━━━ Materials provided

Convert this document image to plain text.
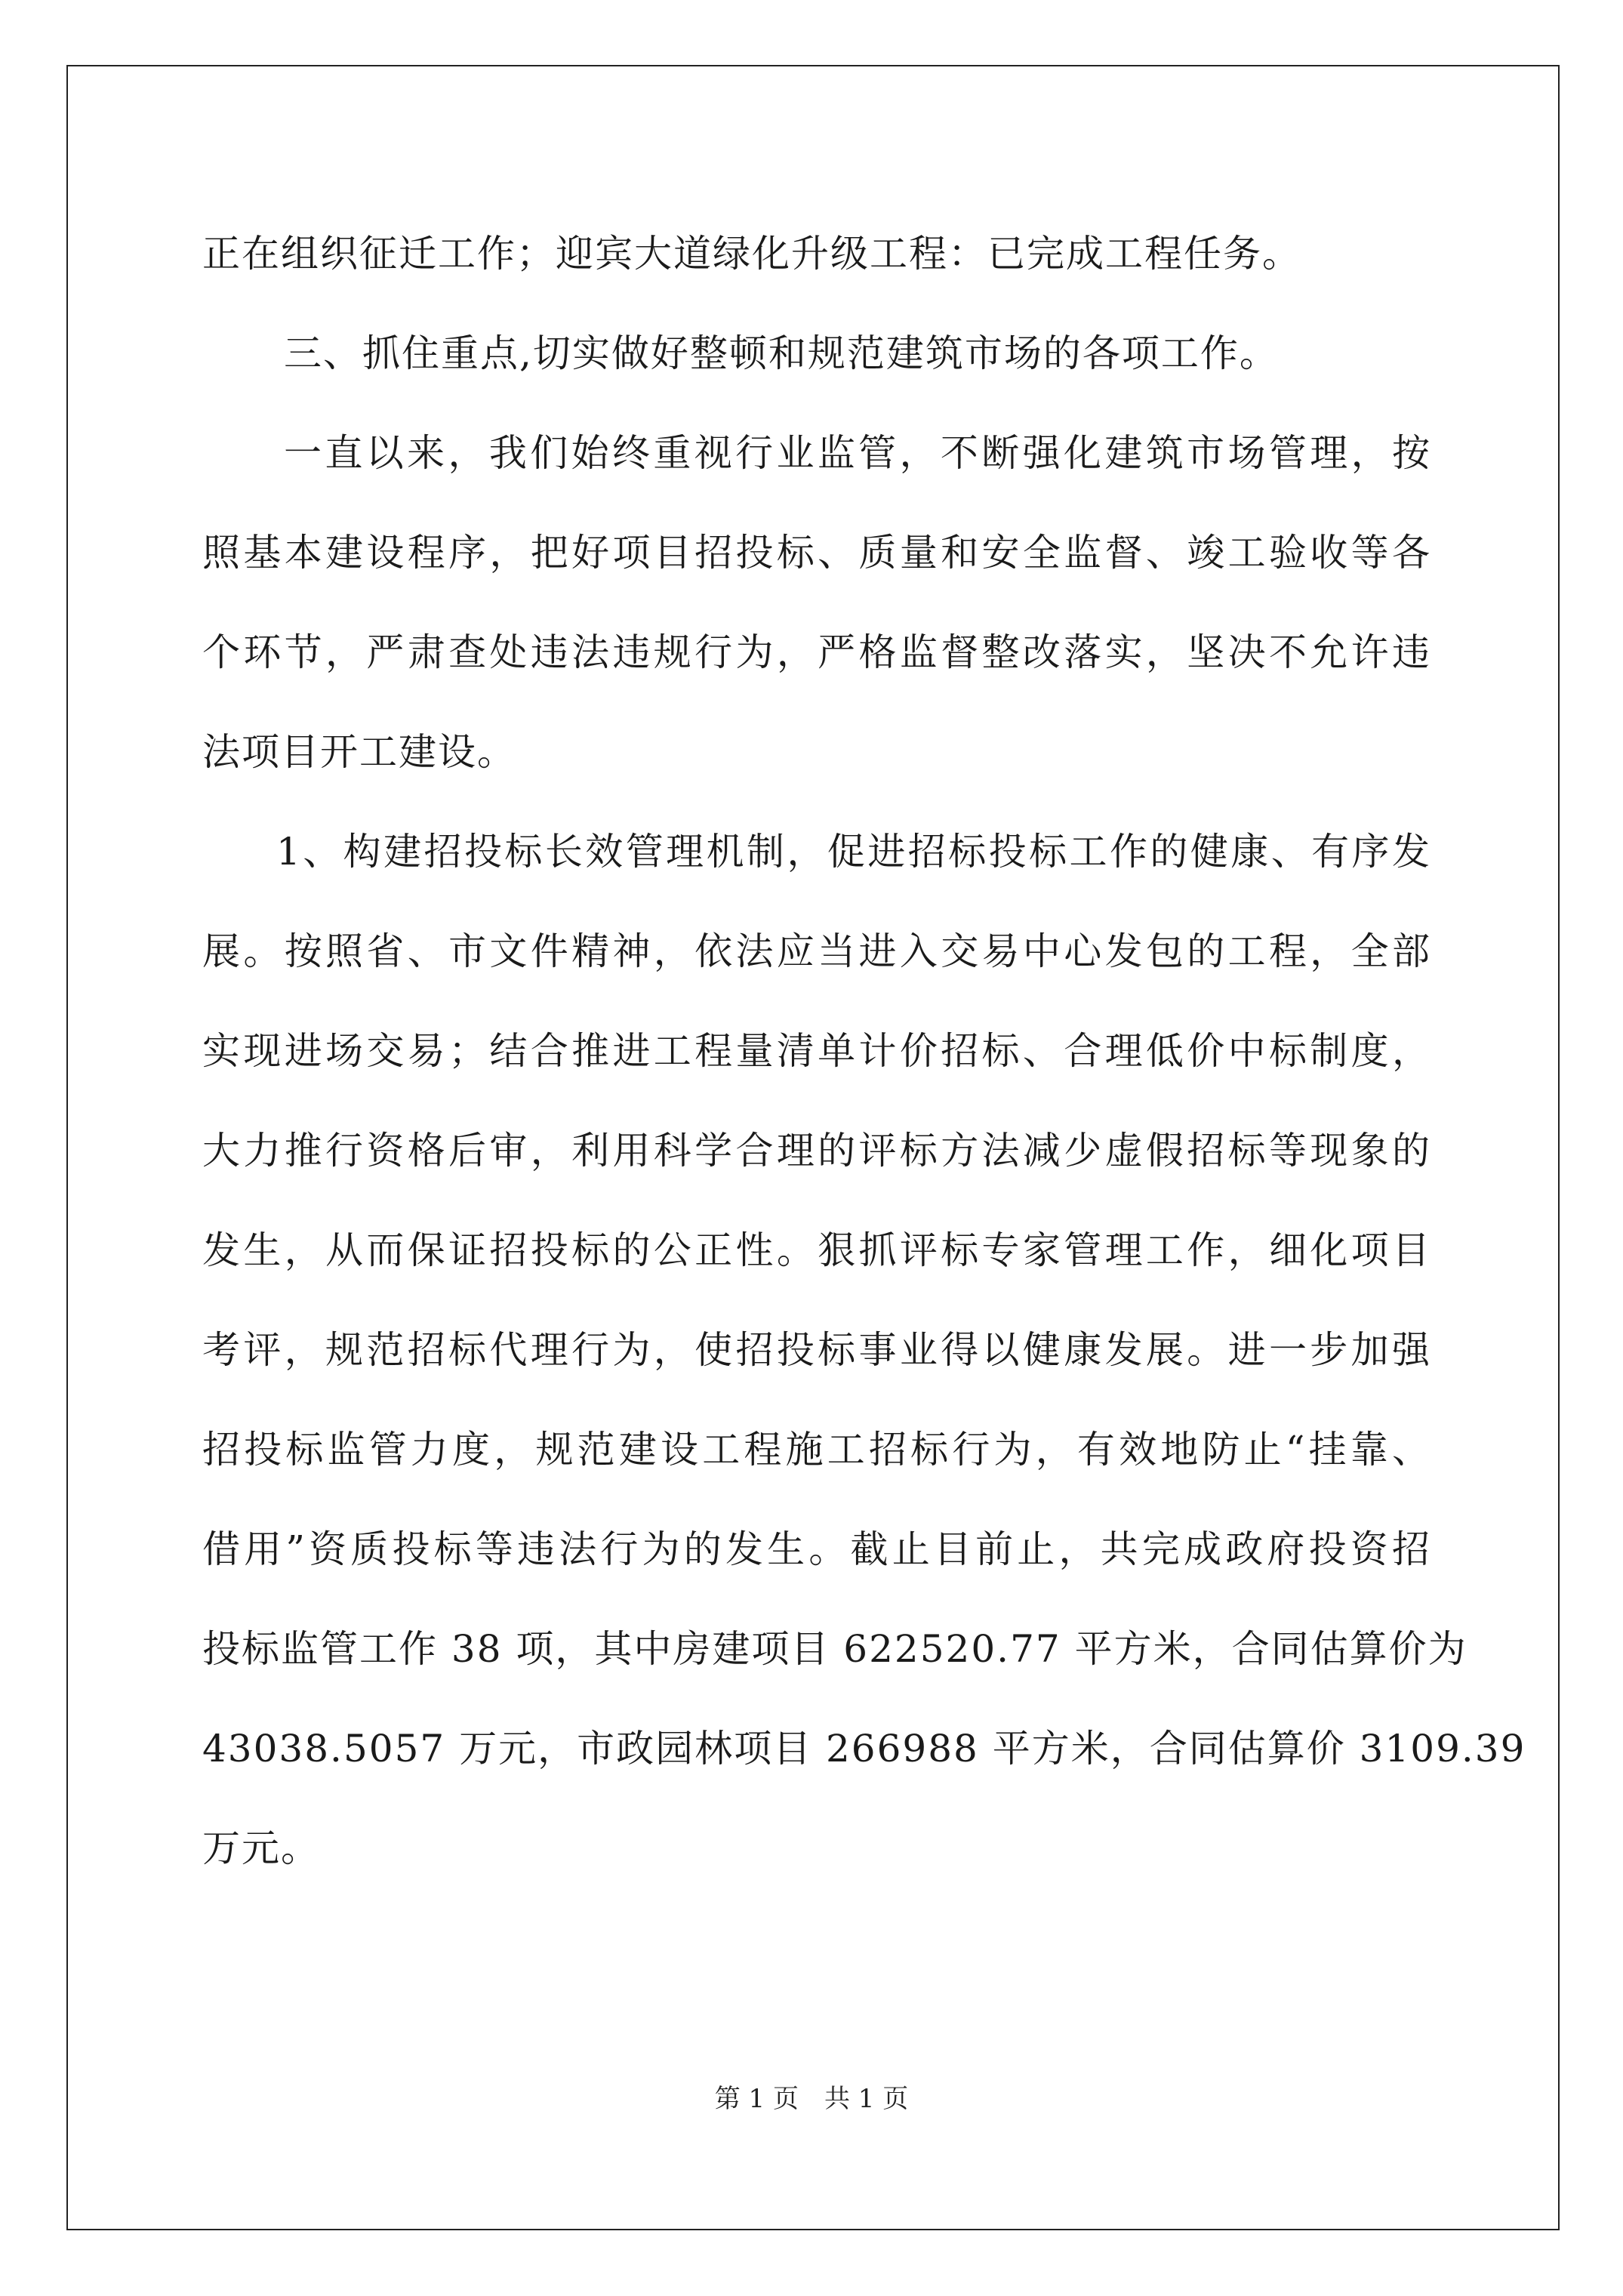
正在组织征迁工作；迎宾大道绿化升级工程：已完成工程任务。
三、抓住重点,切实做好整顿和规范建筑市场的各项工作。
一直以来，我们始终重视行业监管，不断强化建筑市场管理，按
照基本建设程序，把好项目招投标、质量和安全监督、竣工验收等各
个环节，严肃查处违法违规行为，严格监督整改落实，坚决不允许违
法项目开工建设。
1、构建招投标长效管理机制，促进招标投标工作的健康、有序发
展。按照省、市文件精神，依法应当进入交易中心发包的工程，全部
实现进场交易；结合推进工程量清单计价招标、合理低价中标制度，
大力推行资格后审，利用科学合理的评标方法减少虚假招标等现象的
发生，从而保证招投标的公正性。狠抓评标专家管理工作，细化项目
考评，规范招标代理行为，使招投标事业得以健康发展。进一步加强
招投标监管力度，规范建设工程施工招标行为，有效地防止“挂靠、
借用”资质投标等违法行为的发生。截止目前止，共完成政府投资招
投标监管工作 38 项，其中房建项目 622520.77 平方米，合同估算价为
43038.5057 万元，市政园林项目 266988 平方米，合同估算价 3109.39
万元。
第 1 页　共 1 页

━━━━━━

* Your goal *
Leave out the pictures and copy the rest of the material above exactly.

* Written reply *
Convert this document image to plain text.
正在组织征迁工作；迎宾大道绿化升级工程：已完成工程任务。
三、抓住重点,切实做好整顿和规范建筑市场的各项工作。
一直以来，我们始终重视行业监管，不断强化建筑市场管理，按
照基本建设程序，把好项目招投标、质量和安全监督、竣工验收等各
个环节，严肃查处违法违规行为，严格监督整改落实，坚决不允许违
法项目开工建设。
1、构建招投标长效管理机制，促进招标投标工作的健康、有序发
展。按照省、市文件精神，依法应当进入交易中心发包的工程，全部
实现进场交易；结合推进工程量清单计价招标、合理低价中标制度，
大力推行资格后审，利用科学合理的评标方法减少虚假招标等现象的
发生，从而保证招投标的公正性。狠抓评标专家管理工作，细化项目
考评，规范招标代理行为，使招投标事业得以健康发展。进一步加强
招投标监管力度，规范建设工程施工招标行为，有效地防止“挂靠、
借用”资质投标等违法行为的发生。截止目前止，共完成政府投资招
投标监管工作 38 项，其中房建项目 622520.77 平方米，合同估算价为
43038.5057 万元，市政园林项目 266988 平方米，合同估算价 3109.39
万元。
第 1 页　共 1 页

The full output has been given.